Exercise goal: Write out the entries below once more, exactly, with the pictures left out.

⟨

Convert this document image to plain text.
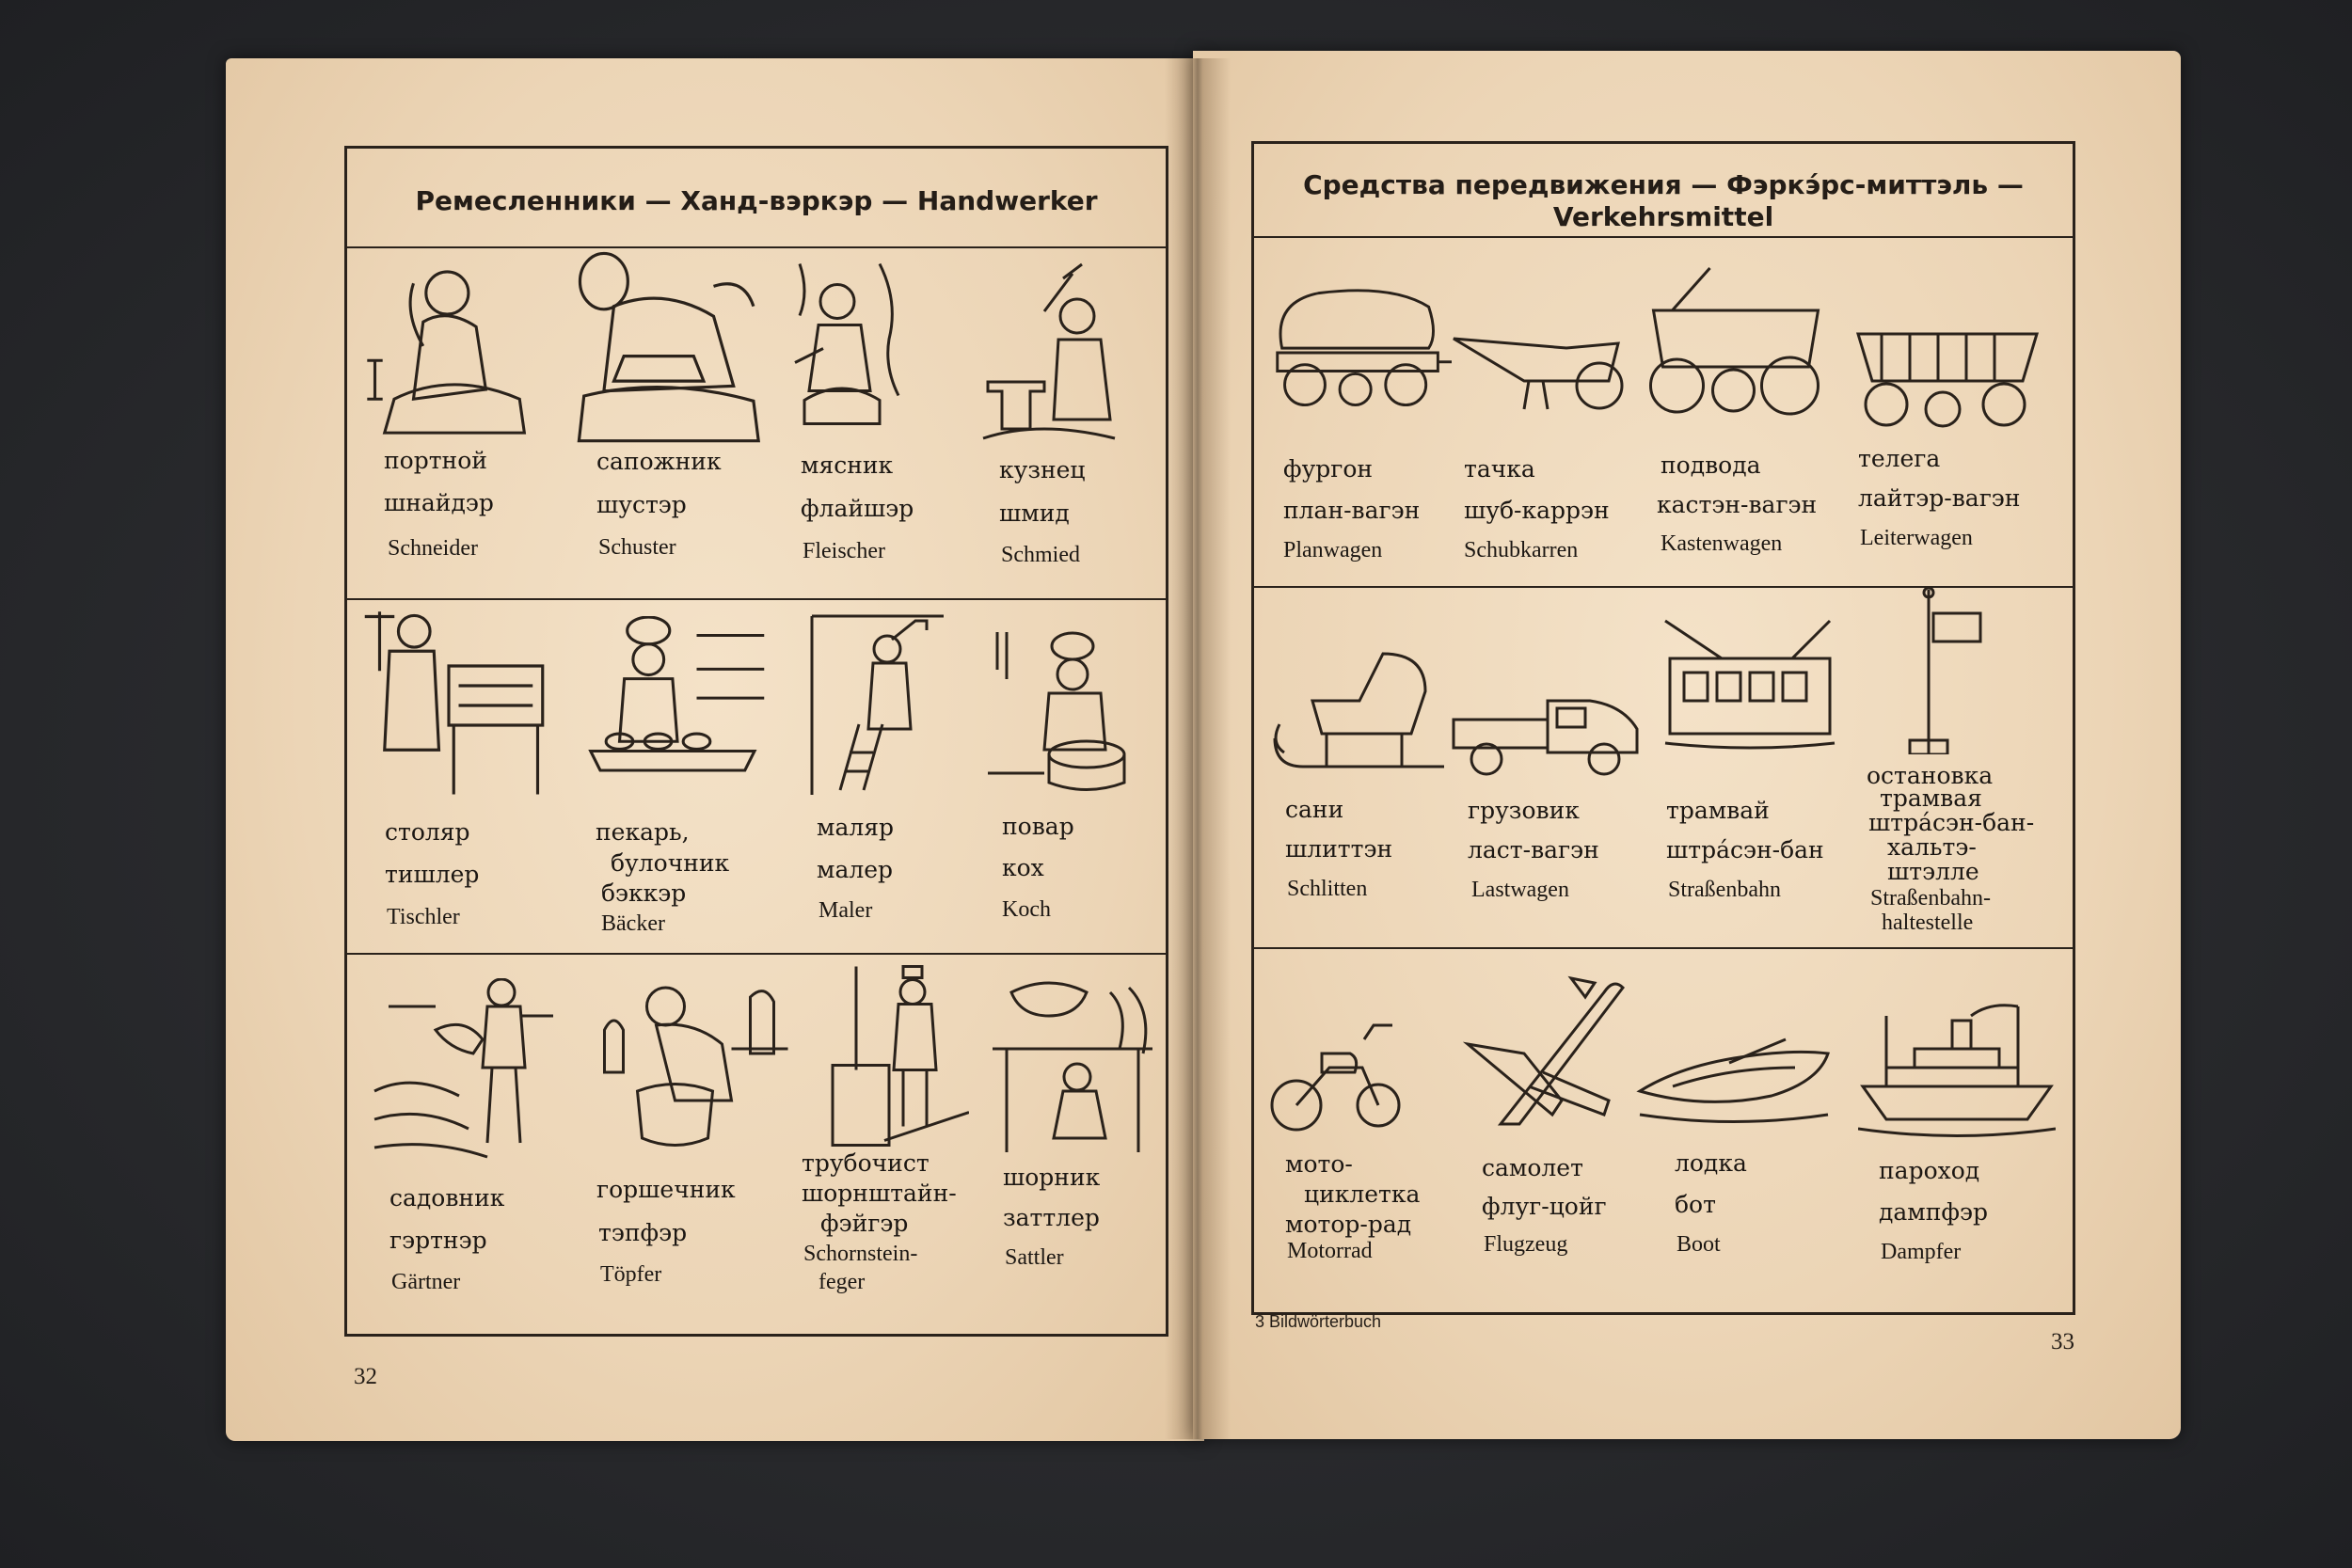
Ремесленники — Ханд-вэркэр — Handwerker
Средства передвижения — Фэркэ́рс-миттэль —
Verkehrsmittel
портной
шнайдэр
Schneider
сапожник
шустэр
Schuster
мясник
флайшэр
Fleischer
кузнец
шмид
Schmied
столяр
тишлер
Tischler
пекарь,
булочник
бэккэр
Bäcker
маляр
малер
Maler
повар
кох
Koch
садовник
гэртнэр
Gärtner
горшечник
тэпфэр
Töpfer
трубочист
шорнштайн-
фэйгэр
Schornstein-
feger
шорник
заттлер
Sattler
32
фургон
план-вагэн
Planwagen
тачка
шуб-каррэн
Schubkarren
подвода
кастэн-вагэн
Kastenwagen
телега
лайтэр-вагэн
Leiterwagen
сани
шлиттэн
Schlitten
грузовик
ласт-вагэн
Lastwagen
трамвай
штра́сэн-бан
Straßenbahn
остановка
трамвая
штра́сэн-бан-
хальтэ-
штэлле
Straßenbahn-
haltestelle
мото-
циклетка
мотор-рад
Motorrad
самолет
флуг-цойг
Flugzeug
лодка
бот
Boot
пароход
дампфэр
Dampfer
3 Bildwörterbuch
33
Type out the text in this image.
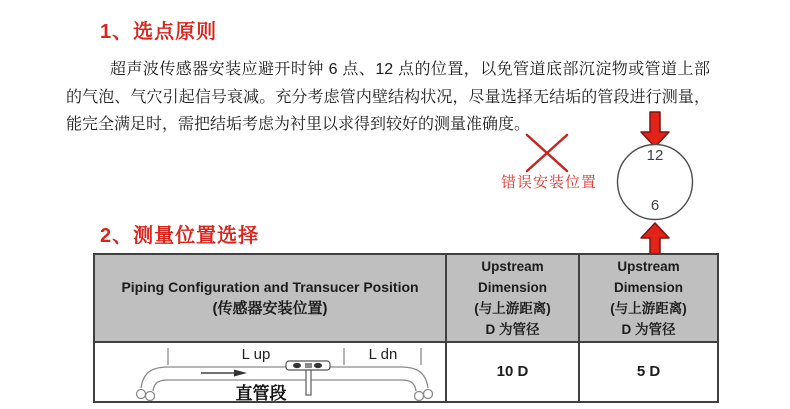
1、选点原则

超声波传感器安装应避开时钟 6 点、12 点的位置，以免管道底部沉淀物或管道上部的气泡、气穴引起信号衰减。充分考虑管内壁结构状况，尽量选择无结垢的管段进行测量，能完全满足时，需把结垢考虑为衬里以求得到较好的测量准确度。

12
6
错误安装位置
2、测量位置选择
Piping Configuration and Transucer Position
(传感器安装位置)	Upstream
Dimension
(与上游距离)
D 为管径	Upstream
Dimension
(与上游距离)
D 为管径

L up L dn
直管段	10 D	5 D
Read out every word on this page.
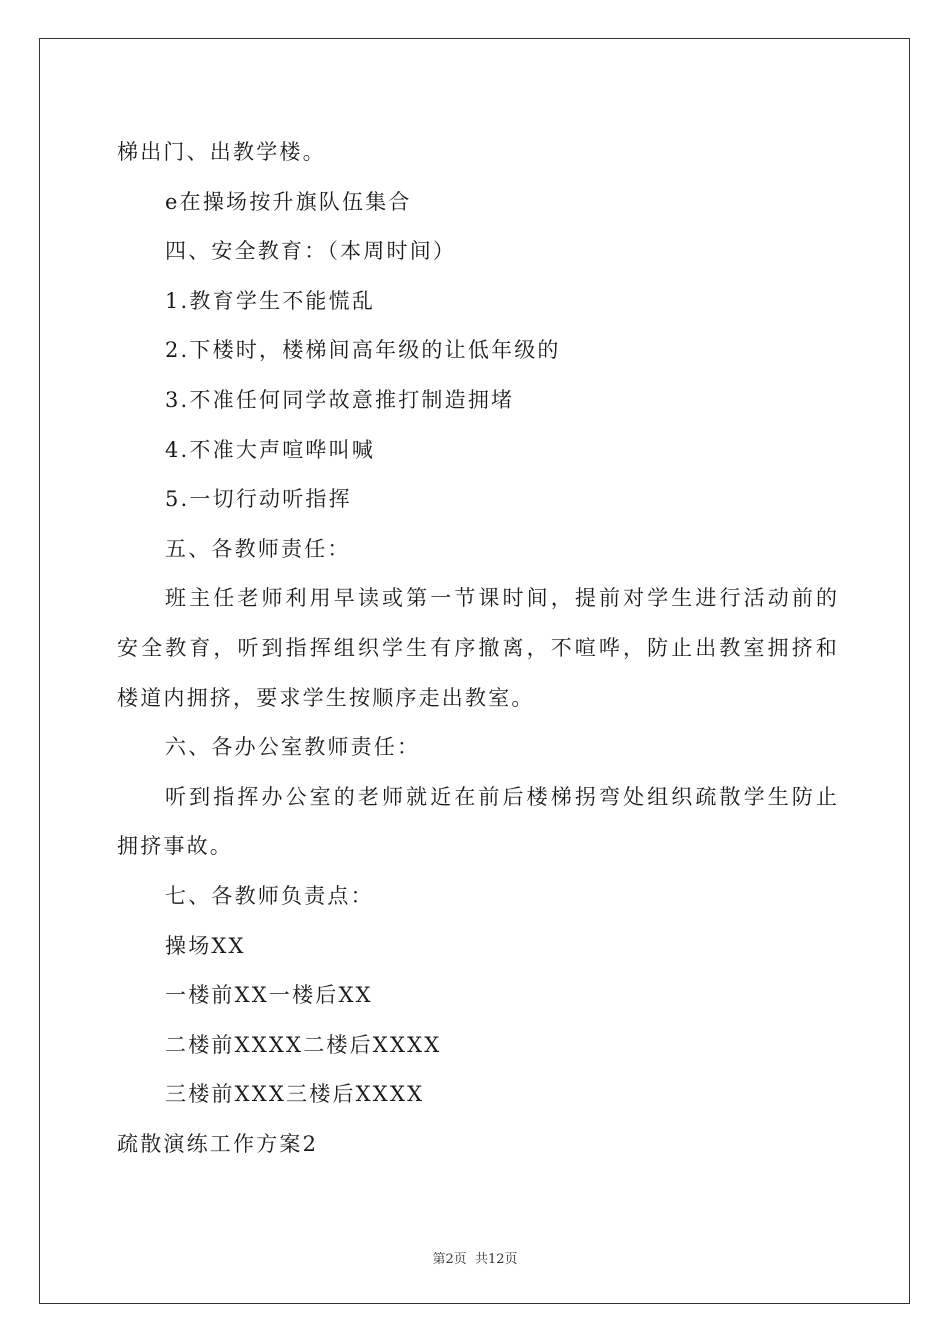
梯出门、出教学楼。
e在操场按升旗队伍集合
四、安全教育：（本周时间）
1.教育学生不能慌乱
2.下楼时，楼梯间高年级的让低年级的
3.不准任何同学故意推打制造拥堵
4.不准大声喧哗叫喊
5.一切行动听指挥
五、各教师责任：
班 主 任 老 师 利 用 早 读 或 第 一 节 课 时 间 ， 提 前 对 学 生 进 行 活 动 前 的
安 全 教 育 ， 听 到 指 挥 组 织 学 生 有 序 撤 离 ， 不 喧 哗 ， 防 止 出 教 室 拥 挤 和
楼道内拥挤，要求学生按顺序走出教室。
六、各办公室教师责任：
听 到 指 挥 办 公 室 的 老 师 就 近 在 前 后 楼 梯 拐 弯 处 组 织 疏 散 学 生 防 止
拥挤事故。
七、各教师负责点：
操场XX
一楼前XX一楼后XX
二楼前XXXX二楼后XXXX
三楼前XXX三楼后XXXX
疏散演练工作方案2
第2页 共12页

⟩

Response to the task:
Convert this document image to plain text.
Ремесленники — Ханд-вэркэр — Handwerker
Средства передвижения — Фэркэ́рс-миттэль —
Verkehrsmittel
портной
шнайдэр
Schneider
сапожник
шустэр
Schuster
мясник
флайшэр
Fleischer
кузнец
шмид
Schmied
столяр
тишлер
Tischler
пекарь,
булочник
бэккэр
Bäcker
маляр
малер
Maler
повар
кох
Koch
садовник
гэртнэр
Gärtner
горшечник
тэпфэр
Töpfer
трубочист
шорнштайн-
фэйгэр
Schornstein-
feger
шорник
заттлер
Sattler
32
фургон
план-вагэн
Planwagen
тачка
шуб-каррэн
Schubkarren
подвода
кастэн-вагэн
Kastenwagen
телега
лайтэр-вагэн
Leiterwagen
сани
шлиттэн
Schlitten
грузовик
ласт-вагэн
Lastwagen
трамвай
штра́сэн-бан
Straßenbahn
остановка
трамвая
штра́сэн-бан-
хальтэ-
штэлле
Straßenbahn-
haltestelle
мото-
циклетка
мотор-рад
Motorrad
самолет
флуг-цойг
Flugzeug
лодка
бот
Boot
пароход
дампфэр
Dampfer
3 Bildwörterbuch
33
Type out the text in this image.
1、选点原则

超声波传感器安装应避开时钟 6 点、12 点的位置，以免管道底部沉淀物或管道上部的气泡、气穴引起信号衰减。充分考虑管内壁结构状况，尽量选择无结垢的管段进行测量，能完全满足时，需把结垢考虑为衬里以求得到较好的测量准确度。

12
6
错误安装位置
2、测量位置选择
Piping Configuration and Transucer Position
(传感器安装位置)	Upstream
Dimension
(与上游距离)
D 为管径	Upstream
Dimension
(与上游距离)
D 为管径

L up L dn
直管段	10 D	5 D
Read out every word on this page.
梯出门、出教学楼。
e在操场按升旗队伍集合
四、安全教育：（本周时间）
1.教育学生不能慌乱
2.下楼时，楼梯间高年级的让低年级的
3.不准任何同学故意推打制造拥堵
4.不准大声喧哗叫喊
5.一切行动听指挥
五、各教师责任：
班 主 任 老 师 利 用 早 读 或 第 一 节 课 时 间 ， 提 前 对 学 生 进 行 活 动 前 的
安 全 教 育 ， 听 到 指 挥 组 织 学 生 有 序 撤 离 ， 不 喧 哗 ， 防 止 出 教 室 拥 挤 和
楼道内拥挤，要求学生按顺序走出教室。
六、各办公室教师责任：
听 到 指 挥 办 公 室 的 老 师 就 近 在 前 后 楼 梯 拐 弯 处 组 织 疏 散 学 生 防 止
拥挤事故。
七、各教师负责点：
操场XX
一楼前XX一楼后XX
二楼前XXXX二楼后XXXX
三楼前XXX三楼后XXXX
疏散演练工作方案2
第2页 共12页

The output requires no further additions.